= WHAT IS EXPECTED =
Type out every line below exactly as it reads.

(Saved data entries)
┄┄┄┄┄┄

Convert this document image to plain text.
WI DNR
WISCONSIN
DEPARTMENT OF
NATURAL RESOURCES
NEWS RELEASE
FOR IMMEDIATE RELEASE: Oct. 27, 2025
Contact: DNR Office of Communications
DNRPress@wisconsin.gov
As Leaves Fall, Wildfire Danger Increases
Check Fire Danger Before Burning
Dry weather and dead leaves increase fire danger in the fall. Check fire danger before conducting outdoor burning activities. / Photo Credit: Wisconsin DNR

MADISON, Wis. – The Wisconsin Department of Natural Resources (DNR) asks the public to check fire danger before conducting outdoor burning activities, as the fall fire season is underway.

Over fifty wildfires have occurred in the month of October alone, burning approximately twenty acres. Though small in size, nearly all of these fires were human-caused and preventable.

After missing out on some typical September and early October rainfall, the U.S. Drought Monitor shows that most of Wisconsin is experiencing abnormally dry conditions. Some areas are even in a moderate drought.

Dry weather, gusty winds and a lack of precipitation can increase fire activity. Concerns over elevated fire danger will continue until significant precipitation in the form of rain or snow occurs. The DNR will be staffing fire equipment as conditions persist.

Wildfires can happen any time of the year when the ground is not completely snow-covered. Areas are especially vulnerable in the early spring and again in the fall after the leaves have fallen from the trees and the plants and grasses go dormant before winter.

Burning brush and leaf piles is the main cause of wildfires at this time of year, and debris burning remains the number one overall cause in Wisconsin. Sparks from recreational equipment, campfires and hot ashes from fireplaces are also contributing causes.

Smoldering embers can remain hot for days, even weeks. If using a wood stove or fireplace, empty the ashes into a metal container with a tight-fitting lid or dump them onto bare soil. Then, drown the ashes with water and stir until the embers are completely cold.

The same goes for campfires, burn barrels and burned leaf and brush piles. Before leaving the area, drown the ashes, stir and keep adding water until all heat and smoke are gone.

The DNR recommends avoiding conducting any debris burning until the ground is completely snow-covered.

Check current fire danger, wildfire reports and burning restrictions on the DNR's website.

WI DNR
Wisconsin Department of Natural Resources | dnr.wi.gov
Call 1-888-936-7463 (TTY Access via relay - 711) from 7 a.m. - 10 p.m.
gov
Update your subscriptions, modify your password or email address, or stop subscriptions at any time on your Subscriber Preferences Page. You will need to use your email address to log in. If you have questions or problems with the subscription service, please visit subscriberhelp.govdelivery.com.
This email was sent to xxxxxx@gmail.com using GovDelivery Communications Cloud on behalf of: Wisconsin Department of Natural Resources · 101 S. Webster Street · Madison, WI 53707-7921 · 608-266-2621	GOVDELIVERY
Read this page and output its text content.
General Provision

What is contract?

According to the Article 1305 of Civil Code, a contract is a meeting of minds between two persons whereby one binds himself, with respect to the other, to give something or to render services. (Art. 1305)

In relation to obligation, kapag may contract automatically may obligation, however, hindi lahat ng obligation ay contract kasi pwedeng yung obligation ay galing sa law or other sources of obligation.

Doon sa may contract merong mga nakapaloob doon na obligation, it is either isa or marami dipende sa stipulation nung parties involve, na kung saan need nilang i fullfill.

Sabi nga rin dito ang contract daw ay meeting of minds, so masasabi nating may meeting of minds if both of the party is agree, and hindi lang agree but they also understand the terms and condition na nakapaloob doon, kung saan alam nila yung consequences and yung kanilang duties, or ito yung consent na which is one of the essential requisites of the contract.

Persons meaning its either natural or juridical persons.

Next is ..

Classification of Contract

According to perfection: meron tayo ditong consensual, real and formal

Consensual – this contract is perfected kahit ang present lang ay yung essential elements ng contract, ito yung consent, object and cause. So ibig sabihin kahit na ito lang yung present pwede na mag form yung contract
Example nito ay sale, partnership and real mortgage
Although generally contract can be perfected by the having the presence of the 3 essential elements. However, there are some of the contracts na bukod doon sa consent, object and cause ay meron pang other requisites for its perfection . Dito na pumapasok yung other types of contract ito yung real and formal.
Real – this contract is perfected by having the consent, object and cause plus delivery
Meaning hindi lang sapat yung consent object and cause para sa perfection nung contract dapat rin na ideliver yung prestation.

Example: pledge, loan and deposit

┄┄┄┄┄┄

= EXERCISE RESPONSE =
Convert this document image to plain text.
WI DNR
WISCONSIN
DEPARTMENT OF
NATURAL RESOURCES
NEWS RELEASE
FOR IMMEDIATE RELEASE: Oct. 27, 2025
Contact: DNR Office of Communications
DNRPress@wisconsin.gov
As Leaves Fall, Wildfire Danger Increases
Check Fire Danger Before Burning
Dry weather and dead leaves increase fire danger in the fall. Check fire danger before conducting outdoor burning activities. / Photo Credit: Wisconsin DNR

MADISON, Wis. – The Wisconsin Department of Natural Resources (DNR) asks the public to check fire danger before conducting outdoor burning activities, as the fall fire season is underway.

Over fifty wildfires have occurred in the month of October alone, burning approximately twenty acres. Though small in size, nearly all of these fires were human-caused and preventable.

After missing out on some typical September and early October rainfall, the U.S. Drought Monitor shows that most of Wisconsin is experiencing abnormally dry conditions. Some areas are even in a moderate drought.

Dry weather, gusty winds and a lack of precipitation can increase fire activity. Concerns over elevated fire danger will continue until significant precipitation in the form of rain or snow occurs. The DNR will be staffing fire equipment as conditions persist.

Wildfires can happen any time of the year when the ground is not completely snow-covered. Areas are especially vulnerable in the early spring and again in the fall after the leaves have fallen from the trees and the plants and grasses go dormant before winter.

Burning brush and leaf piles is the main cause of wildfires at this time of year, and debris burning remains the number one overall cause in Wisconsin. Sparks from recreational equipment, campfires and hot ashes from fireplaces are also contributing causes.

Smoldering embers can remain hot for days, even weeks. If using a wood stove or fireplace, empty the ashes into a metal container with a tight-fitting lid or dump them onto bare soil. Then, drown the ashes with water and stir until the embers are completely cold.

The same goes for campfires, burn barrels and burned leaf and brush piles. Before leaving the area, drown the ashes, stir and keep adding water until all heat and smoke are gone.

The DNR recommends avoiding conducting any debris burning until the ground is completely snow-covered.

Check current fire danger, wildfire reports and burning restrictions on the DNR's website.

WI DNR
Wisconsin Department of Natural Resources | dnr.wi.gov
Call 1-888-936-7463 (TTY Access via relay - 711) from 7 a.m. - 10 p.m.
gov
Update your subscriptions, modify your password or email address, or stop subscriptions at any time on your Subscriber Preferences Page. You will need to use your email address to log in. If you have questions or problems with the subscription service, please visit subscriberhelp.govdelivery.com.
This email was sent to xxxxxx@gmail.com using GovDelivery Communications Cloud on behalf of: Wisconsin Department of Natural Resources · 101 S. Webster Street · Madison, WI 53707-7921 · 608-266-2621	GOVDELIVERY
Read this page and output its text content.
General Provision

What is contract?

According to the Article 1305 of Civil Code, a contract is a meeting of minds between two persons whereby one binds himself, with respect to the other, to give something or to render services. (Art. 1305)

In relation to obligation, kapag may contract automatically may obligation, however, hindi lahat ng obligation ay contract kasi pwedeng yung obligation ay galing sa law or other sources of obligation.

Doon sa may contract merong mga nakapaloob doon na obligation, it is either isa or marami dipende sa stipulation nung parties involve, na kung saan need nilang i fullfill.

Sabi nga rin dito ang contract daw ay meeting of minds, so masasabi nating may meeting of minds if both of the party is agree, and hindi lang agree but they also understand the terms and condition na nakapaloob doon, kung saan alam nila yung consequences and yung kanilang duties, or ito yung consent na which is one of the essential requisites of the contract.

Persons meaning its either natural or juridical persons.

Next is ..

Classification of Contract

According to perfection: meron tayo ditong consensual, real and formal

Consensual – this contract is perfected kahit ang present lang ay yung essential elements ng contract, ito yung consent, object and cause. So ibig sabihin kahit na ito lang yung present pwede na mag form yung contract
Example nito ay sale, partnership and real mortgage
Although generally contract can be perfected by the having the presence of the 3 essential elements. However, there are some of the contracts na bukod doon sa consent, object and cause ay meron pang other requisites for its perfection . Dito na pumapasok yung other types of contract ito yung real and formal.
Real – this contract is perfected by having the consent, object and cause plus delivery
Meaning hindi lang sapat yung consent object and cause para sa perfection nung contract dapat rin na ideliver yung prestation.

Example: pledge, loan and deposit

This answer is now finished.